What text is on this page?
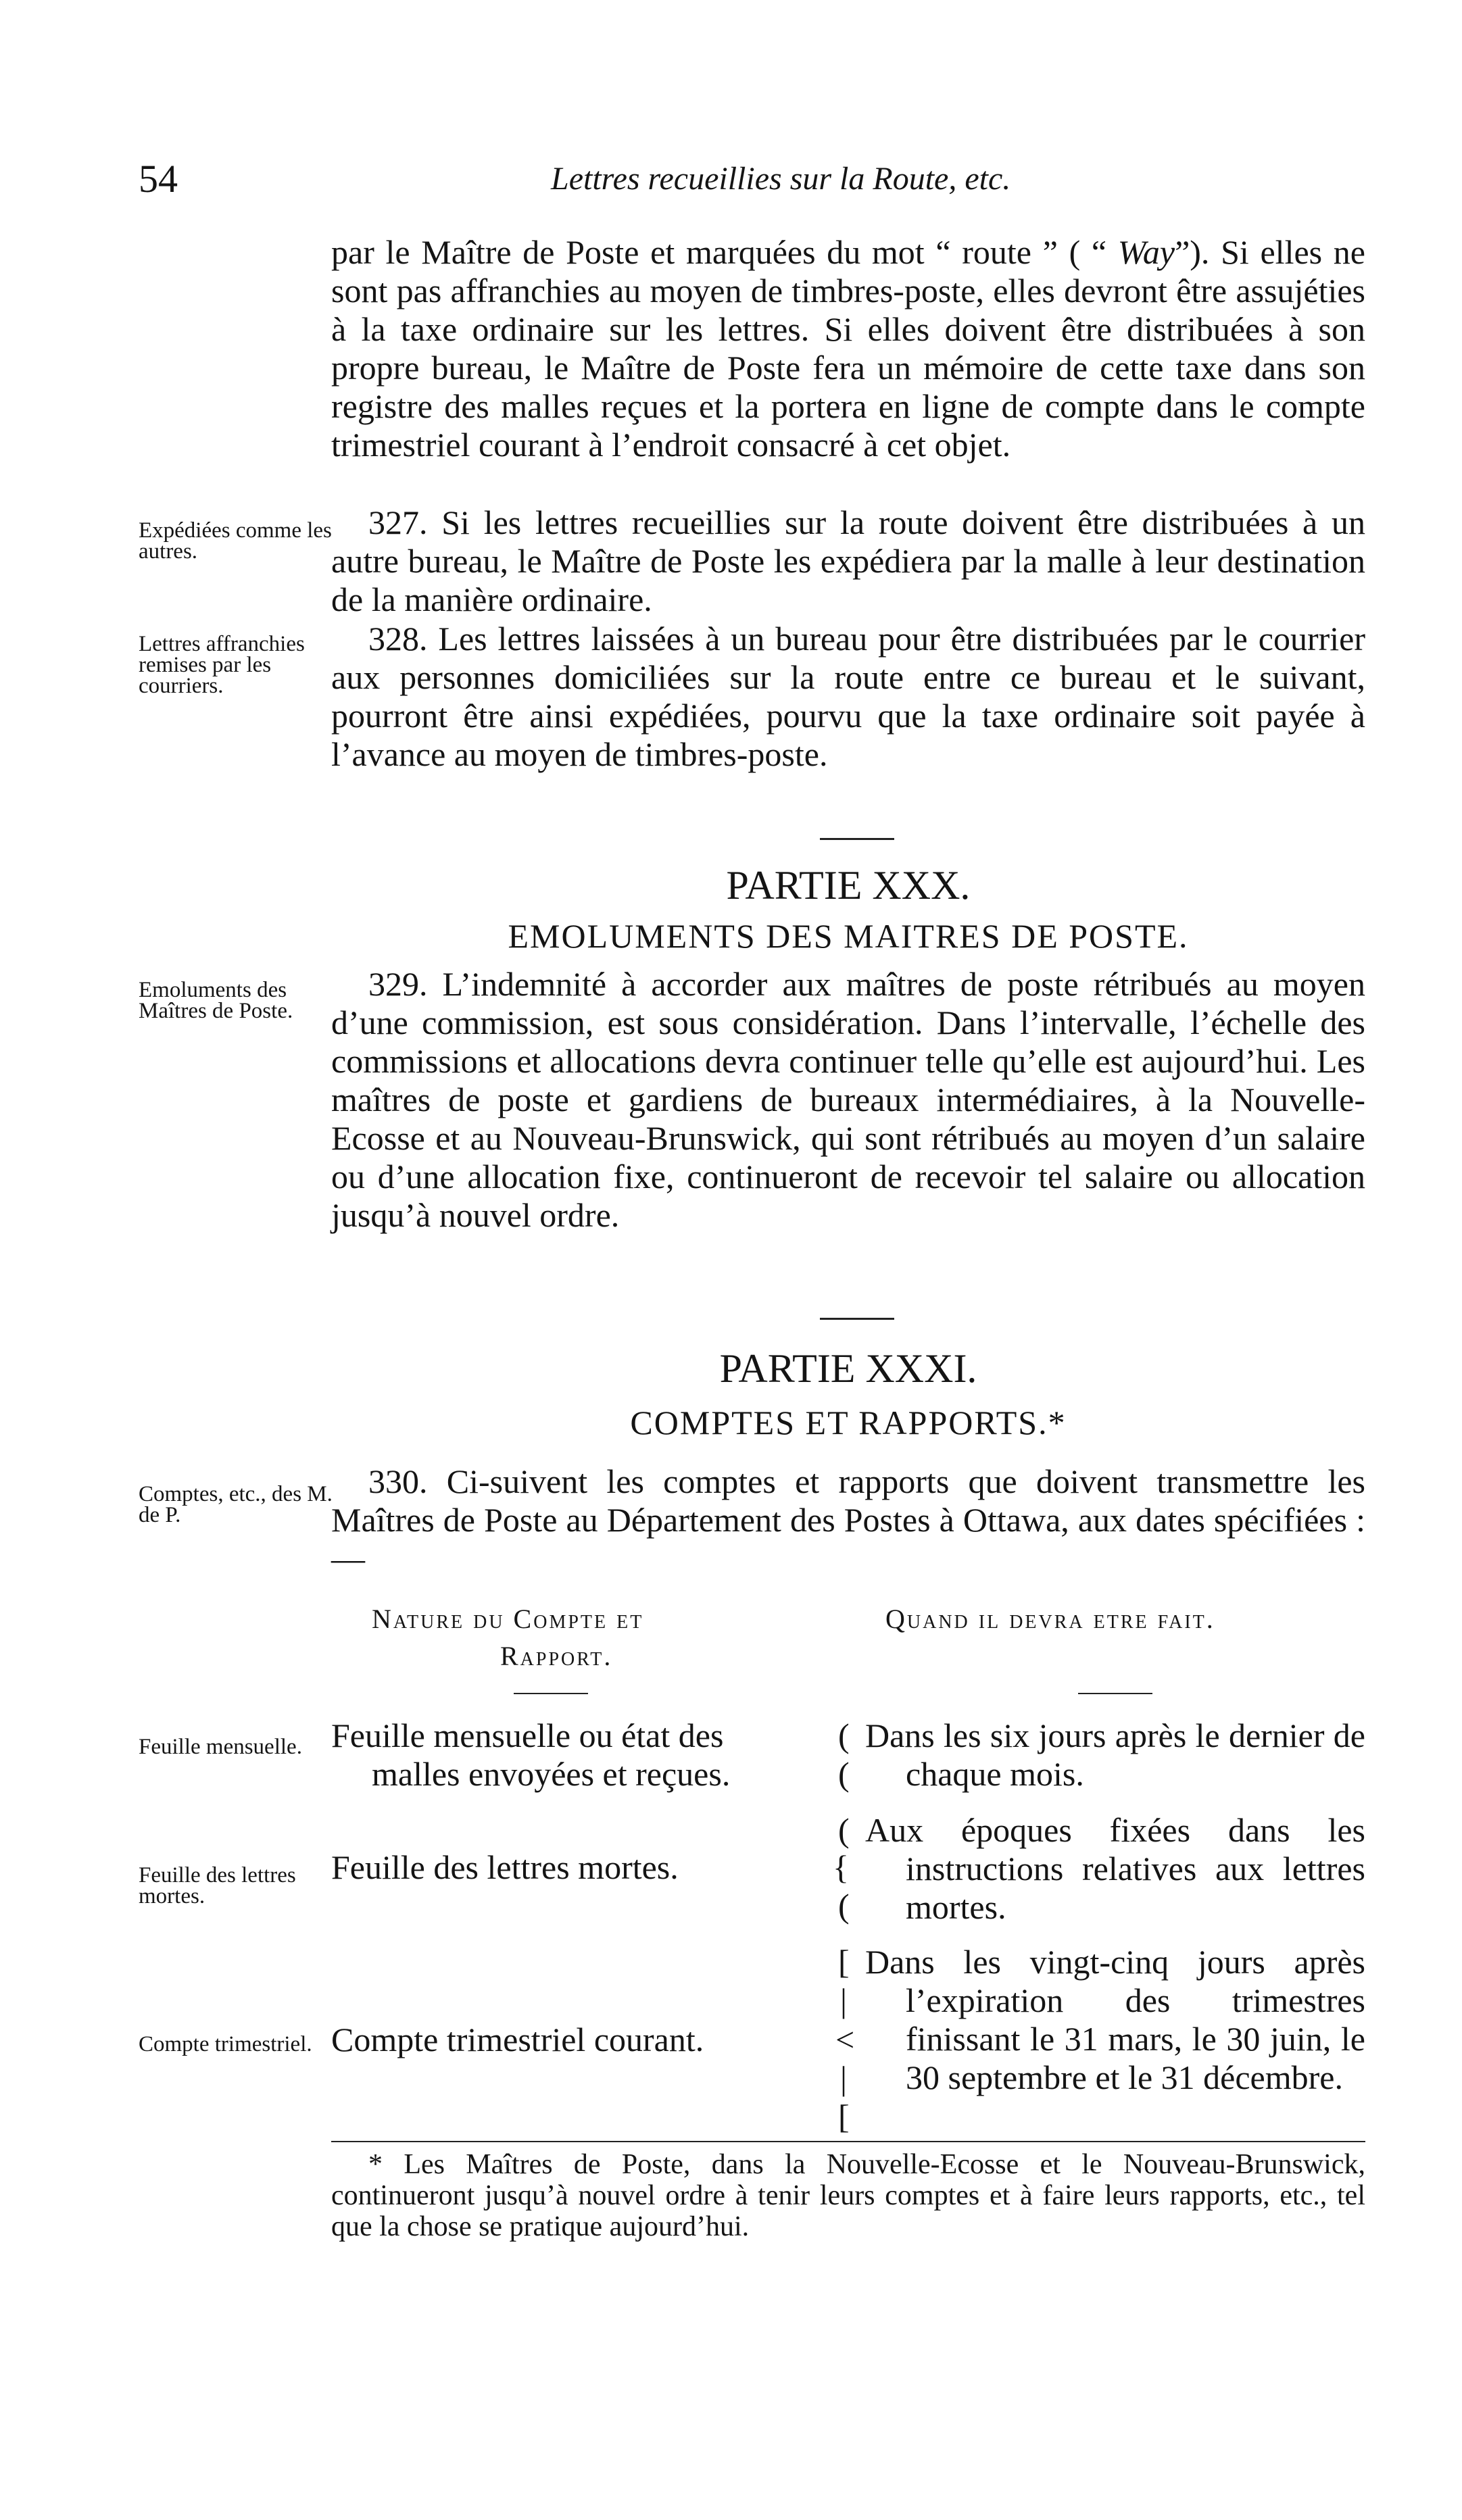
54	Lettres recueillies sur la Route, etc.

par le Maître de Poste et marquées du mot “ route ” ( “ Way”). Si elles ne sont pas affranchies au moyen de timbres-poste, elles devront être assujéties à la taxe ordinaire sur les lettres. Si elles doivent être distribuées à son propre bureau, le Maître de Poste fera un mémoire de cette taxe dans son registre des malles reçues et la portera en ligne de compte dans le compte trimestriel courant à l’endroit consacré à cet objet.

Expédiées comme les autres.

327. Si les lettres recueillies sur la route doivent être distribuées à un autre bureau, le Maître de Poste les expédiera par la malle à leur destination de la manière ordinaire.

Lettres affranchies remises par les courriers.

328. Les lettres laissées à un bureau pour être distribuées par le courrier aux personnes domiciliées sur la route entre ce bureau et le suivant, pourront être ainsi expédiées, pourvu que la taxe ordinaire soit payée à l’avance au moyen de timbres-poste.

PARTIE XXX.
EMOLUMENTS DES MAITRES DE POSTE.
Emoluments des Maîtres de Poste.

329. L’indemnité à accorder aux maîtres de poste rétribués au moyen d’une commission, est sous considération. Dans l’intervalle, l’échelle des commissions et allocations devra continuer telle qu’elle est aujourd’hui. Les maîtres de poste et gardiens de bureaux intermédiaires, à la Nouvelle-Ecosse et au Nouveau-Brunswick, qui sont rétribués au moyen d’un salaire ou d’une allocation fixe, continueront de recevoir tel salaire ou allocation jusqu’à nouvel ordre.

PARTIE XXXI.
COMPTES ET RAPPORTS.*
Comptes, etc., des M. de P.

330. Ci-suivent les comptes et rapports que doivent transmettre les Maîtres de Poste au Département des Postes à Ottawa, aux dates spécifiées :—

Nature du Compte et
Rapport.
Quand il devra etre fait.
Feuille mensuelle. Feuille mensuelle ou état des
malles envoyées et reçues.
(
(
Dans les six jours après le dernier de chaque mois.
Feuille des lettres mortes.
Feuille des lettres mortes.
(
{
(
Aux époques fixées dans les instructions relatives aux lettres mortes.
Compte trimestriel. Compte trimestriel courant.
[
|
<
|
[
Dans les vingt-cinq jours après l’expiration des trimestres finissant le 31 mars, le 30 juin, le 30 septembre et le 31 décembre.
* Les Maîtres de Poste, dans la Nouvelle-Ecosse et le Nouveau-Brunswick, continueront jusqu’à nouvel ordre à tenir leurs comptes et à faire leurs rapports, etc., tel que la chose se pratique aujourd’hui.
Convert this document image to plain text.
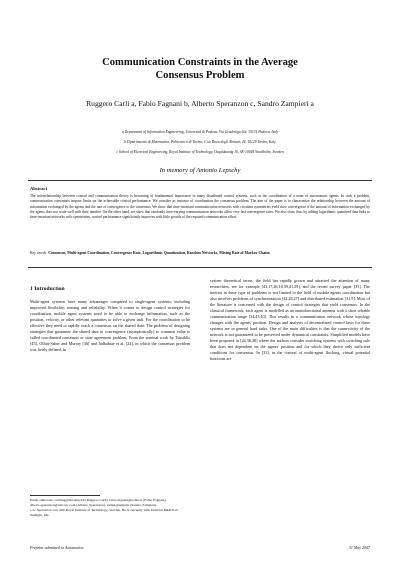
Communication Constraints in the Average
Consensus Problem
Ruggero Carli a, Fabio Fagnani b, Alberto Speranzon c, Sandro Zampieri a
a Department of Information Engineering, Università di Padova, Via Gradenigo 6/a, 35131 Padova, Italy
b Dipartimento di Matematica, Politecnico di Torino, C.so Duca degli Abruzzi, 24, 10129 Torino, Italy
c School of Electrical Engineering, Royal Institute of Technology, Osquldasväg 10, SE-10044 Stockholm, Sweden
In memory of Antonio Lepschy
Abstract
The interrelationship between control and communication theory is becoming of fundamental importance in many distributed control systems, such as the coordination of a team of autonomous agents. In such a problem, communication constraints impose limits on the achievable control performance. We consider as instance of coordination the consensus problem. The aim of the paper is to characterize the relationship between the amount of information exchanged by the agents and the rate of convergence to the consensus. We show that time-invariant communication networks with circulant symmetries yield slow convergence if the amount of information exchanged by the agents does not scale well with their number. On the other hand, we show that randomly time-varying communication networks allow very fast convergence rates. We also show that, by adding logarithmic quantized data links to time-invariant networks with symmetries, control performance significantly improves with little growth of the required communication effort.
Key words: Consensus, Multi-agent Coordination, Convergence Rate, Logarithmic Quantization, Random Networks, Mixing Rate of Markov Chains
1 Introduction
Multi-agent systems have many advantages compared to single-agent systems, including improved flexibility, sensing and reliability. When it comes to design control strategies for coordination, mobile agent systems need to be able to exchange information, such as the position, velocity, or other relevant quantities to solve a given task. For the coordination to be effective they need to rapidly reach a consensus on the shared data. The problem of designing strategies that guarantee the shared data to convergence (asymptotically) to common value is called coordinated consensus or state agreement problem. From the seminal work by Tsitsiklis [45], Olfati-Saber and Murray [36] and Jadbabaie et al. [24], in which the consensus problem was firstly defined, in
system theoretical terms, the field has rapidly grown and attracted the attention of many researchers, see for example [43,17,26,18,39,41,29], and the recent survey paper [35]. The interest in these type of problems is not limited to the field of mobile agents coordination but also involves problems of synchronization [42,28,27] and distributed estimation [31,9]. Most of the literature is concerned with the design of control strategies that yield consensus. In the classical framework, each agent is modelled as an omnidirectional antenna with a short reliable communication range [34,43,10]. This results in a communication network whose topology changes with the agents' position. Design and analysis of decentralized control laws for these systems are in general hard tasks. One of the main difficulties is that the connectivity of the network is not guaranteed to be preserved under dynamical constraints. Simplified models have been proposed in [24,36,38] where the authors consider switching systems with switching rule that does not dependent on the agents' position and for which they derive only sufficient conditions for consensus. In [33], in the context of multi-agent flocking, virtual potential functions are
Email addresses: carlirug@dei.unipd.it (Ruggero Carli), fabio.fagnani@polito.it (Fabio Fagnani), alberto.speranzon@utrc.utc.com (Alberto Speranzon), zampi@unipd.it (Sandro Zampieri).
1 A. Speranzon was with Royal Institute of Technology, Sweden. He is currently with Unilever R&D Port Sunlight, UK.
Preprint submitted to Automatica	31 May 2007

◇ ◇ ◇ ◇

**DESCRIPTION OF THE TASK**
Give the material again exactly as it is, but keep the pictures out.

**FULL ANSWER**
What text is on this page?
54	Lettres recueillies sur la Route, etc.

par le Maître de Poste et marquées du mot “ route ” ( “ Way”). Si elles ne sont pas affranchies au moyen de timbres-poste, elles devront être assujéties à la taxe ordinaire sur les lettres. Si elles doivent être distribuées à son propre bureau, le Maître de Poste fera un mémoire de cette taxe dans son registre des malles reçues et la portera en ligne de compte dans le compte trimestriel courant à l’endroit consacré à cet objet.

Expédiées comme les autres.

327. Si les lettres recueillies sur la route doivent être distribuées à un autre bureau, le Maître de Poste les expédiera par la malle à leur destination de la manière ordinaire.

Lettres affranchies remises par les courriers.

328. Les lettres laissées à un bureau pour être distribuées par le courrier aux personnes domiciliées sur la route entre ce bureau et le suivant, pourront être ainsi expédiées, pourvu que la taxe ordinaire soit payée à l’avance au moyen de timbres-poste.

PARTIE XXX.
EMOLUMENTS DES MAITRES DE POSTE.
Emoluments des Maîtres de Poste.

329. L’indemnité à accorder aux maîtres de poste rétribués au moyen d’une commission, est sous considération. Dans l’intervalle, l’échelle des commissions et allocations devra continuer telle qu’elle est aujourd’hui. Les maîtres de poste et gardiens de bureaux intermédiaires, à la Nouvelle-Ecosse et au Nouveau-Brunswick, qui sont rétribués au moyen d’un salaire ou d’une allocation fixe, continueront de recevoir tel salaire ou allocation jusqu’à nouvel ordre.

PARTIE XXXI.
COMPTES ET RAPPORTS.*
Comptes, etc., des M. de P.

330. Ci-suivent les comptes et rapports que doivent transmettre les Maîtres de Poste au Département des Postes à Ottawa, aux dates spécifiées :—

Nature du Compte et
Rapport.
Quand il devra etre fait.
Feuille mensuelle. Feuille mensuelle ou état des
malles envoyées et reçues.
(
(
Dans les six jours après le dernier de chaque mois.
Feuille des lettres mortes.
Feuille des lettres mortes.
(
{
(
Aux époques fixées dans les instructions relatives aux lettres mortes.
Compte trimestriel. Compte trimestriel courant.
[
|
<
|
[
Dans les vingt-cinq jours après l’expiration des trimestres finissant le 31 mars, le 30 juin, le 30 septembre et le 31 décembre.
* Les Maîtres de Poste, dans la Nouvelle-Ecosse et le Nouveau-Brunswick, continueront jusqu’à nouvel ordre à tenir leurs comptes et à faire leurs rapports, etc., tel que la chose se pratique aujourd’hui.
Convert this document image to plain text.
Communication Constraints in the Average
Consensus Problem
Ruggero Carli a, Fabio Fagnani b, Alberto Speranzon c, Sandro Zampieri a
a Department of Information Engineering, Università di Padova, Via Gradenigo 6/a, 35131 Padova, Italy
b Dipartimento di Matematica, Politecnico di Torino, C.so Duca degli Abruzzi, 24, 10129 Torino, Italy
c School of Electrical Engineering, Royal Institute of Technology, Osquldasväg 10, SE-10044 Stockholm, Sweden
In memory of Antonio Lepschy
Abstract
The interrelationship between control and communication theory is becoming of fundamental importance in many distributed control systems, such as the coordination of a team of autonomous agents. In such a problem, communication constraints impose limits on the achievable control performance. We consider as instance of coordination the consensus problem. The aim of the paper is to characterize the relationship between the amount of information exchanged by the agents and the rate of convergence to the consensus. We show that time-invariant communication networks with circulant symmetries yield slow convergence if the amount of information exchanged by the agents does not scale well with their number. On the other hand, we show that randomly time-varying communication networks allow very fast convergence rates. We also show that, by adding logarithmic quantized data links to time-invariant networks with symmetries, control performance significantly improves with little growth of the required communication effort.
Key words: Consensus, Multi-agent Coordination, Convergence Rate, Logarithmic Quantization, Random Networks, Mixing Rate of Markov Chains
1 Introduction
Multi-agent systems have many advantages compared to single-agent systems, including improved flexibility, sensing and reliability. When it comes to design control strategies for coordination, mobile agent systems need to be able to exchange information, such as the position, velocity, or other relevant quantities to solve a given task. For the coordination to be effective they need to rapidly reach a consensus on the shared data. The problem of designing strategies that guarantee the shared data to convergence (asymptotically) to common value is called coordinated consensus or state agreement problem. From the seminal work by Tsitsiklis [45], Olfati-Saber and Murray [36] and Jadbabaie et al. [24], in which the consensus problem was firstly defined, in
system theoretical terms, the field has rapidly grown and attracted the attention of many researchers, see for example [43,17,26,18,39,41,29], and the recent survey paper [35]. The interest in these type of problems is not limited to the field of mobile agents coordination but also involves problems of synchronization [42,28,27] and distributed estimation [31,9]. Most of the literature is concerned with the design of control strategies that yield consensus. In the classical framework, each agent is modelled as an omnidirectional antenna with a short reliable communication range [34,43,10]. This results in a communication network whose topology changes with the agents' position. Design and analysis of decentralized control laws for these systems are in general hard tasks. One of the main difficulties is that the connectivity of the network is not guaranteed to be preserved under dynamical constraints. Simplified models have been proposed in [24,36,38] where the authors consider switching systems with switching rule that does not dependent on the agents' position and for which they derive only sufficient conditions for consensus. In [33], in the context of multi-agent flocking, virtual potential functions are
Email addresses: carlirug@dei.unipd.it (Ruggero Carli), fabio.fagnani@polito.it (Fabio Fagnani), alberto.speranzon@utrc.utc.com (Alberto Speranzon), zampi@unipd.it (Sandro Zampieri).
1 A. Speranzon was with Royal Institute of Technology, Sweden. He is currently with Unilever R&D Port Sunlight, UK.
Preprint submitted to Automatica	31 May 2007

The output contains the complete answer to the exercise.